--- begin DATA RECORDS ---

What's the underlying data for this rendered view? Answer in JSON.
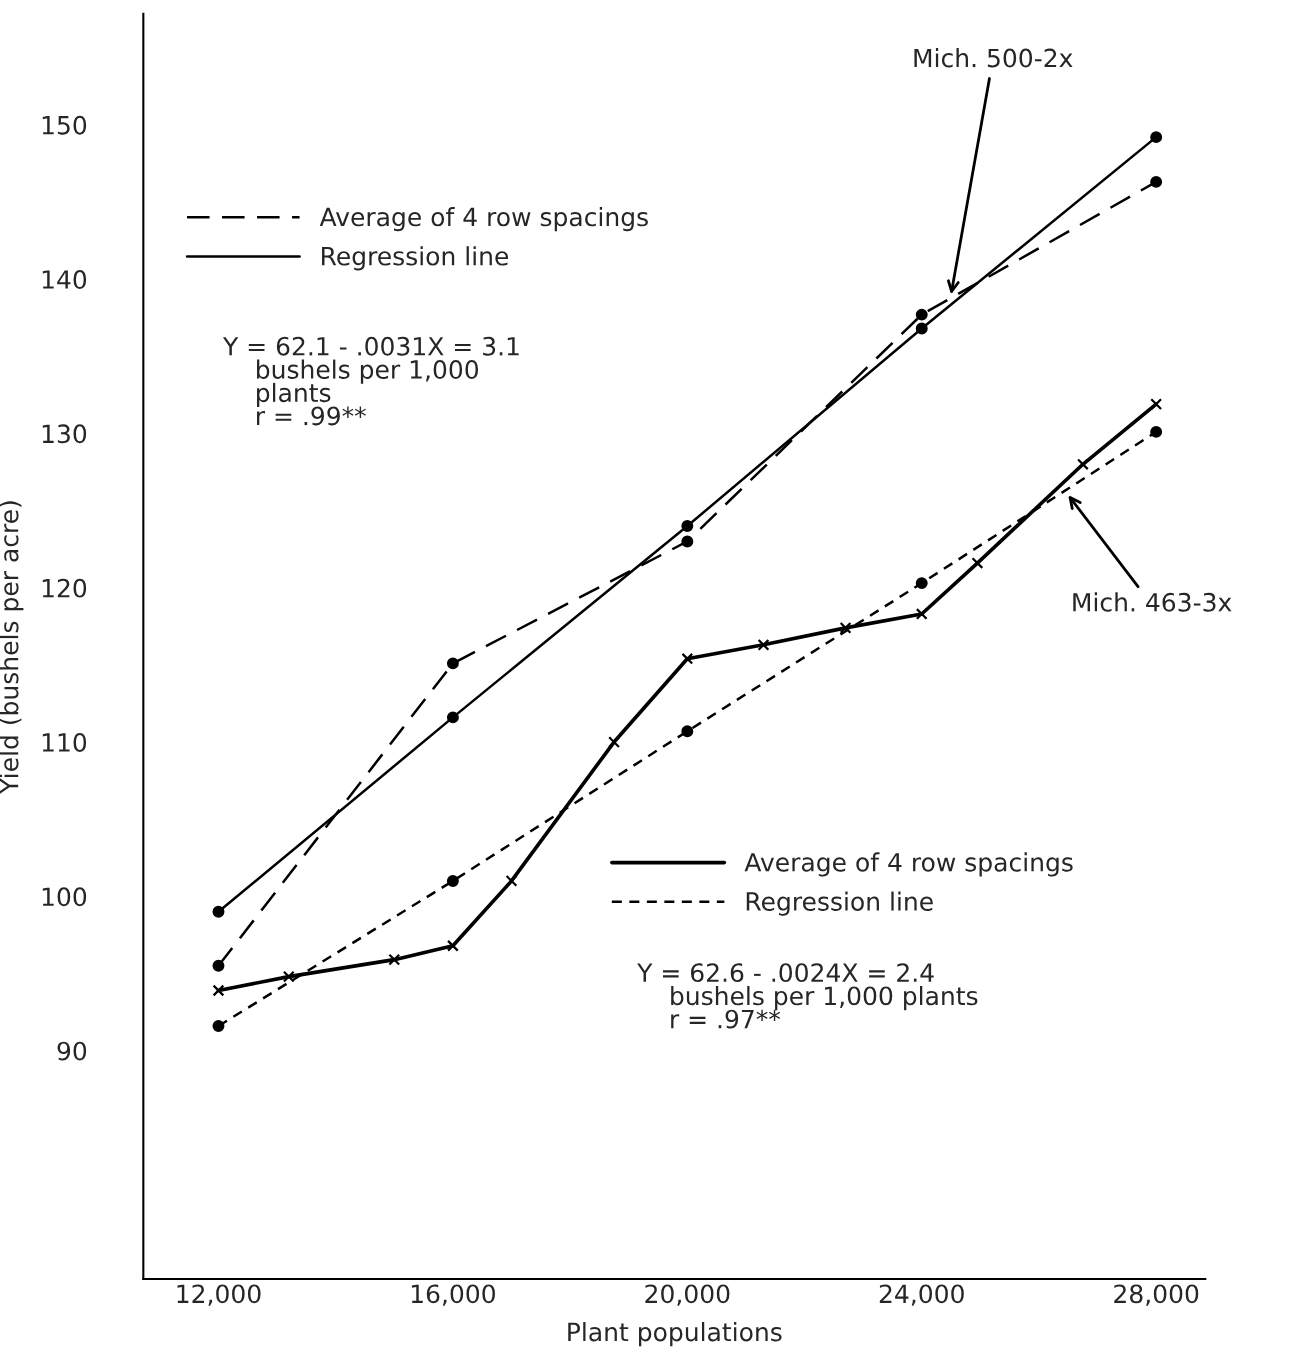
{
  "chart_data": {
    "type": "line",
    "xlabel": "Plant populations",
    "ylabel": "Yield (bushels per acre)",
    "xlim": [
      10718,
      28838
    ],
    "ylim": [
      75.2,
      157.2
    ],
    "xticks": [
      {
        "value": 12000,
        "label": "12,000"
      },
      {
        "value": 16000,
        "label": "16,000"
      },
      {
        "value": 20000,
        "label": "20,000"
      },
      {
        "value": 24000,
        "label": "24,000"
      },
      {
        "value": 28000,
        "label": "28,000"
      }
    ],
    "yticks": [
      90,
      100,
      110,
      120,
      130,
      140,
      150
    ],
    "grid": false,
    "legend": "top left",
    "series": [
      {
        "name": "Average of 4 row spacings",
        "color": "#000000",
        "line_style": "dashed",
        "marker": "circle",
        "x": [
          12000,
          16000,
          20000,
          24000,
          28000
        ],
        "values": [
          95.5,
          115.1,
          123.0,
          137.7,
          146.3
        ]
      },
      {
        "name": "Regression line",
        "color": "#000000",
        "line_style": "solid",
        "marker": "circle",
        "x": [
          12000,
          16000,
          20000,
          24000,
          28000
        ],
        "values": [
          99.0,
          111.6,
          124.0,
          136.8,
          149.2
        ]
      },
      {
        "name": "Average of 4 row spacings",
        "color": "#000000",
        "line_style": "solid",
        "marker": "cross",
        "x": [
          12000,
          13200,
          15000,
          16000,
          17000,
          18750,
          20000,
          21300,
          22700,
          24000,
          24950,
          26750,
          28000
        ],
        "values": [
          93.9,
          94.8,
          95.9,
          96.8,
          101.0,
          110.0,
          115.4,
          116.3,
          117.4,
          118.3,
          121.6,
          128.0,
          131.9
        ]
      },
      {
        "name": "Regression line",
        "color": "#000000",
        "line_style": "dotted",
        "marker": "circle",
        "x": [
          12000,
          16000,
          20000,
          24000,
          28000
        ],
        "values": [
          91.6,
          101.0,
          110.7,
          120.3,
          130.1
        ]
      }
    ],
    "annotations": [
      "Y = 62.1 - .0031X = 3.1\n    bushels per 1,000\n    plants\n    r = .99**",
      "Y = 62.6 - .0024X = 2.4\n    bushels per 1,000 plants\n    r = .97**",
      {
        "text": "Mich. 500-2x",
        "x": 24500,
        "y": 139.0
      },
      {
        "text": "Mich. 463-3x",
        "x": 26500,
        "y": 126.0
      }
    ]
  }
}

--- end DATA RECORDS ---

### [GIVEN PROBLEM]
Search the lines for the string "plants" and copy every line that has it.

### [CORRECT RESPONSE]
      "Y = 62.1 - .0031X = 3.1\n    bushels per 1,000\n    plants\n    r = .99**",
      "Y = 62.6 - .0024X = 2.4\n    bushels per 1,000 plants\n    r = .97**",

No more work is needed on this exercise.